Where a line holds the word "Animation", copy that line.

= DATASET RECORDS =

>>>

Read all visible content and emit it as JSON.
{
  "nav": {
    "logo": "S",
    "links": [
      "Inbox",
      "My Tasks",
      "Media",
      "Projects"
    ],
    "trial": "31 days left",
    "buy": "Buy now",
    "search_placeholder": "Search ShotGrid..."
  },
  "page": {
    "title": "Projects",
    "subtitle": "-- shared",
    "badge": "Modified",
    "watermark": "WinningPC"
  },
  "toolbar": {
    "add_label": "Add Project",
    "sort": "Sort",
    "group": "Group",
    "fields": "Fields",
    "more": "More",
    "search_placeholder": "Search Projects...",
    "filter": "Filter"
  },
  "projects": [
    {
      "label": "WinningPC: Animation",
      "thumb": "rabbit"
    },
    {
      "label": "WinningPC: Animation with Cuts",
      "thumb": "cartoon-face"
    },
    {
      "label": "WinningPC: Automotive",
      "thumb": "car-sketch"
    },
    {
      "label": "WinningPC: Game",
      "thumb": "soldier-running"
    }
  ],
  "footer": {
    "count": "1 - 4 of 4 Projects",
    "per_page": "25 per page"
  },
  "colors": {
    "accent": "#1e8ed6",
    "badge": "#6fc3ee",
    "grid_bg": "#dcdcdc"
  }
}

<<<

= EXERCISE ANSWER =
      "label": "WinningPC: Animation",
      "label": "WinningPC: Animation with Cuts",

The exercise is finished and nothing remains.